• [PROBLEM REQUIREMENTS] Transcribe all of the material exactly.

----- THE DATA

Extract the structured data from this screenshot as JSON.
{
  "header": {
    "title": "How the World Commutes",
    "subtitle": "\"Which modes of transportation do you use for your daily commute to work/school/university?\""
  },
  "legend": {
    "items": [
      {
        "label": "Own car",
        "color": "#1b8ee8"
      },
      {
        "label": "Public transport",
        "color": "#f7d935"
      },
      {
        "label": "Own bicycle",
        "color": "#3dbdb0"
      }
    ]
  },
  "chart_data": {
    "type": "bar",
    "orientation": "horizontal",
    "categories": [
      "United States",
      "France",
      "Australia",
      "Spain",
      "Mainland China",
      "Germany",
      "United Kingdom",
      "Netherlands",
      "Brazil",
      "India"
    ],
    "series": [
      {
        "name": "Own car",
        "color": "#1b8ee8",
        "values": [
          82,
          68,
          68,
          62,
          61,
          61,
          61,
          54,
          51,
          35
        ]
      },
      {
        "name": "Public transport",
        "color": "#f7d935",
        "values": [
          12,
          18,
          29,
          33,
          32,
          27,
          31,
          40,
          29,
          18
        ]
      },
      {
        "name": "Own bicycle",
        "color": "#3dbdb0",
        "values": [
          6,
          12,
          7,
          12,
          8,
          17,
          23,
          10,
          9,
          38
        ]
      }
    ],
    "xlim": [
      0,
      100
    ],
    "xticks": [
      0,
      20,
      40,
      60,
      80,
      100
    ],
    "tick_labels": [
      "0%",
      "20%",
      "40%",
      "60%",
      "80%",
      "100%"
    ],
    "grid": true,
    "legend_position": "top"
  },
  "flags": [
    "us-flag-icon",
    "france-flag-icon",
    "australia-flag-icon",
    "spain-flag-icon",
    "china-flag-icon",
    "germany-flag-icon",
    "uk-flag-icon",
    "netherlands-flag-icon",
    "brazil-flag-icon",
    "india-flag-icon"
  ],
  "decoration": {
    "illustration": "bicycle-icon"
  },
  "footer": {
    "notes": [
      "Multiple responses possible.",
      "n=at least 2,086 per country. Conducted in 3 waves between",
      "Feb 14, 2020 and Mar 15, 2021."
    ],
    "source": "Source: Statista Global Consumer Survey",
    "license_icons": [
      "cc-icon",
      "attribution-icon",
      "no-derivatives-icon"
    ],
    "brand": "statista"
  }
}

----------

• [TASK OUTPUT]
Extract the structured data from this screenshot as JSON.
{
  "header": {
    "title": "How the World Commutes",
    "subtitle": "\"Which modes of transportation do you use for your daily commute to work/school/university?\""
  },
  "legend": {
    "items": [
      {
        "label": "Own car",
        "color": "#1b8ee8"
      },
      {
        "label": "Public transport",
        "color": "#f7d935"
      },
      {
        "label": "Own bicycle",
        "color": "#3dbdb0"
      }
    ]
  },
  "chart_data": {
    "type": "bar",
    "orientation": "horizontal",
    "categories": [
      "United States",
      "France",
      "Australia",
      "Spain",
      "Mainland China",
      "Germany",
      "United Kingdom",
      "Netherlands",
      "Brazil",
      "India"
    ],
    "series": [
      {
        "name": "Own car",
        "color": "#1b8ee8",
        "values": [
          82,
          68,
          68,
          62,
          61,
          61,
          61,
          54,
          51,
          35
        ]
      },
      {
        "name": "Public transport",
        "color": "#f7d935",
        "values": [
          12,
          18,
          29,
          33,
          32,
          27,
          31,
          40,
          29,
          18
        ]
      },
      {
        "name": "Own bicycle",
        "color": "#3dbdb0",
        "values": [
          6,
          12,
          7,
          12,
          8,
          17,
          23,
          10,
          9,
          38
        ]
      }
    ],
    "xlim": [
      0,
      100
    ],
    "xticks": [
      0,
      20,
      40,
      60,
      80,
      100
    ],
    "tick_labels": [
      "0%",
      "20%",
      "40%",
      "60%",
      "80%",
      "100%"
    ],
    "grid": true,
    "legend_position": "top"
  },
  "flags": [
    "us-flag-icon",
    "france-flag-icon",
    "australia-flag-icon",
    "spain-flag-icon",
    "china-flag-icon",
    "germany-flag-icon",
    "uk-flag-icon",
    "netherlands-flag-icon",
    "brazil-flag-icon",
    "india-flag-icon"
  ],
  "decoration": {
    "illustration": "bicycle-icon"
  },
  "footer": {
    "notes": [
      "Multiple responses possible.",
      "n=at least 2,086 per country. Conducted in 3 waves between",
      "Feb 14, 2020 and Mar 15, 2021."
    ],
    "source": "Source: Statista Global Consumer Survey",
    "license_icons": [
      "cc-icon",
      "attribution-icon",
      "no-derivatives-icon"
    ],
    "brand": "statista"
  }
}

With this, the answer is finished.